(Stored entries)
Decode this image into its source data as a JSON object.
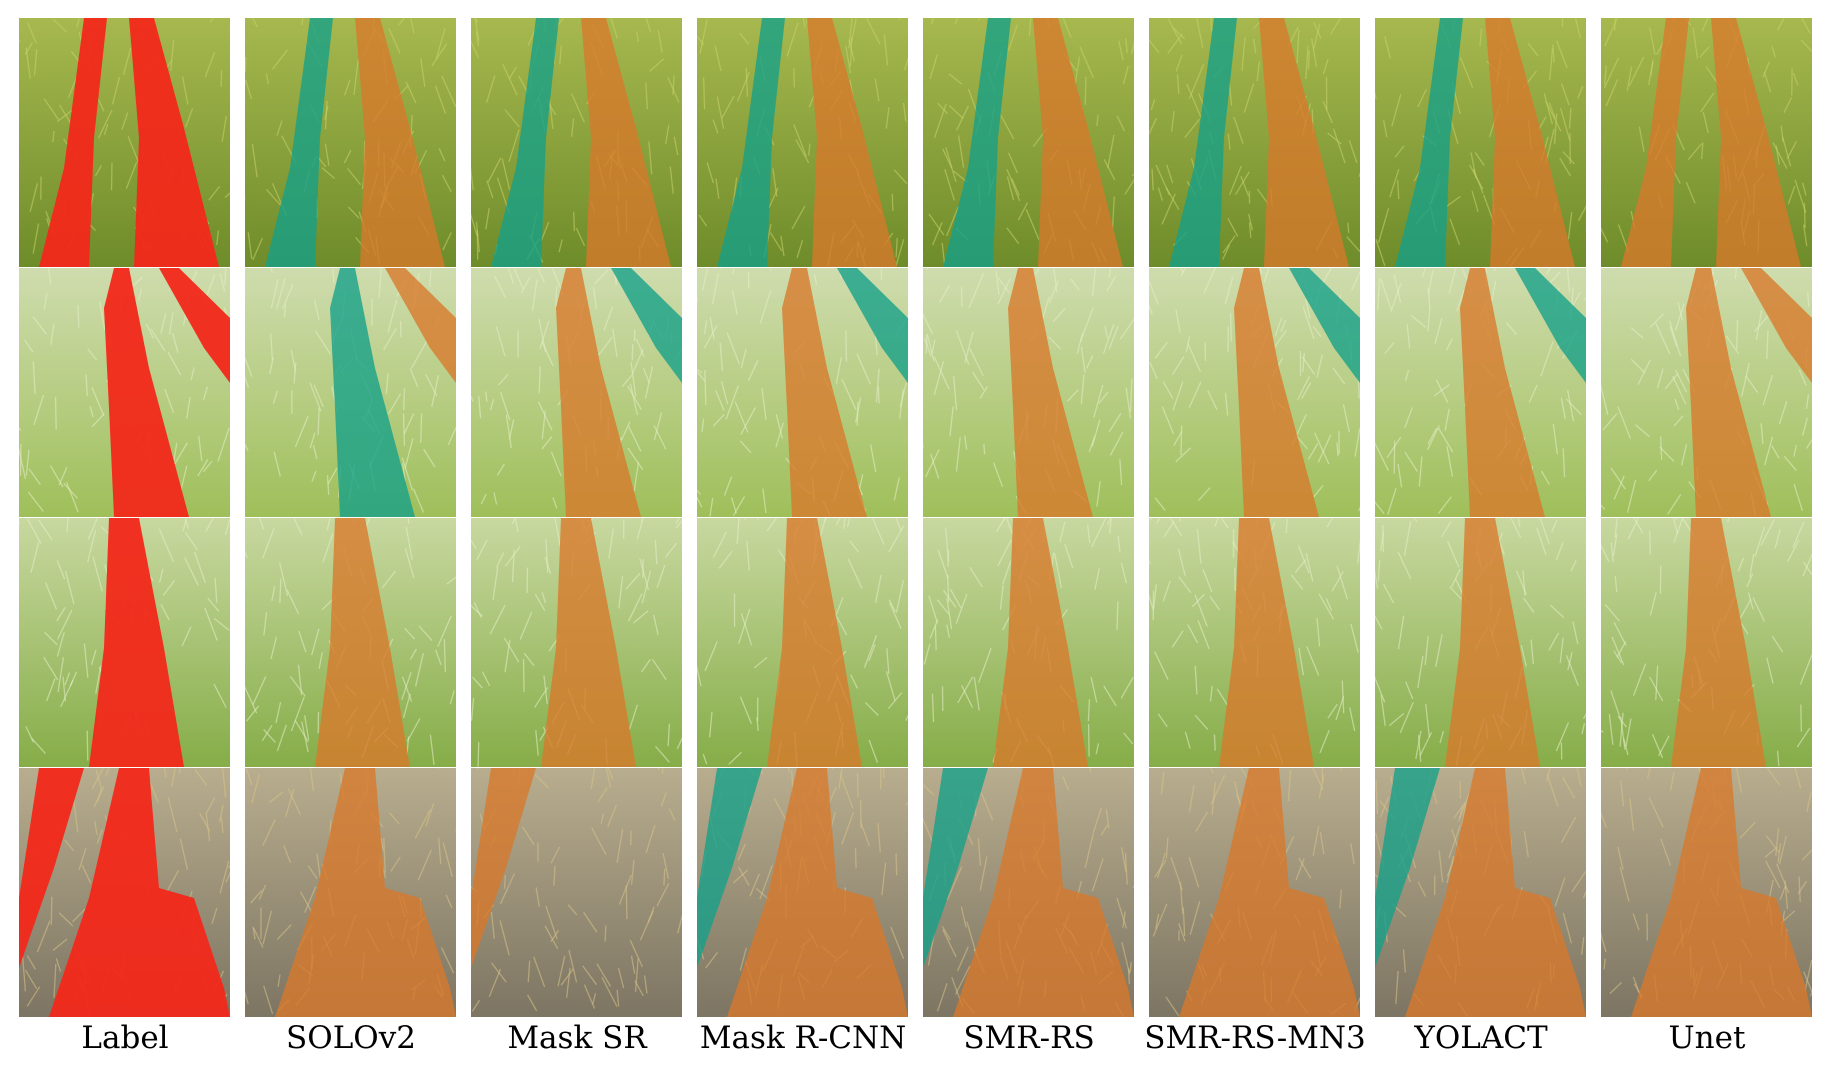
{
  "figure": {
    "columns": [
      "Label",
      "SOLOv2",
      "Mask SR",
      "Mask R-CNN",
      "SMR-RS",
      "SMR-RS-MN3",
      "YOLACT",
      "Unet"
    ],
    "rows": 4,
    "colors": {
      "label_mask": "#f2281a",
      "orange_mask": "#d9782a",
      "teal_mask": "#13a089",
      "field_green": "#7fa83a",
      "field_light": "#b9c98a",
      "stubble": "#8a7f6a"
    }
  }
}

== THE EXERCISE ==
Transcribe every line in the entries above, taking out only the images.

== COMPLETE OUTPUT ==
Decode this image into its source data as a JSON object.
{
  "figure": {
    "columns": [
      "Label",
      "SOLOv2",
      "Mask SR",
      "Mask R-CNN",
      "SMR-RS",
      "SMR-RS-MN3",
      "YOLACT",
      "Unet"
    ],
    "rows": 4,
    "colors": {
      "label_mask": "#f2281a",
      "orange_mask": "#d9782a",
      "teal_mask": "#13a089",
      "field_green": "#7fa83a",
      "field_light": "#b9c98a",
      "stubble": "#8a7f6a"
    }
  }
}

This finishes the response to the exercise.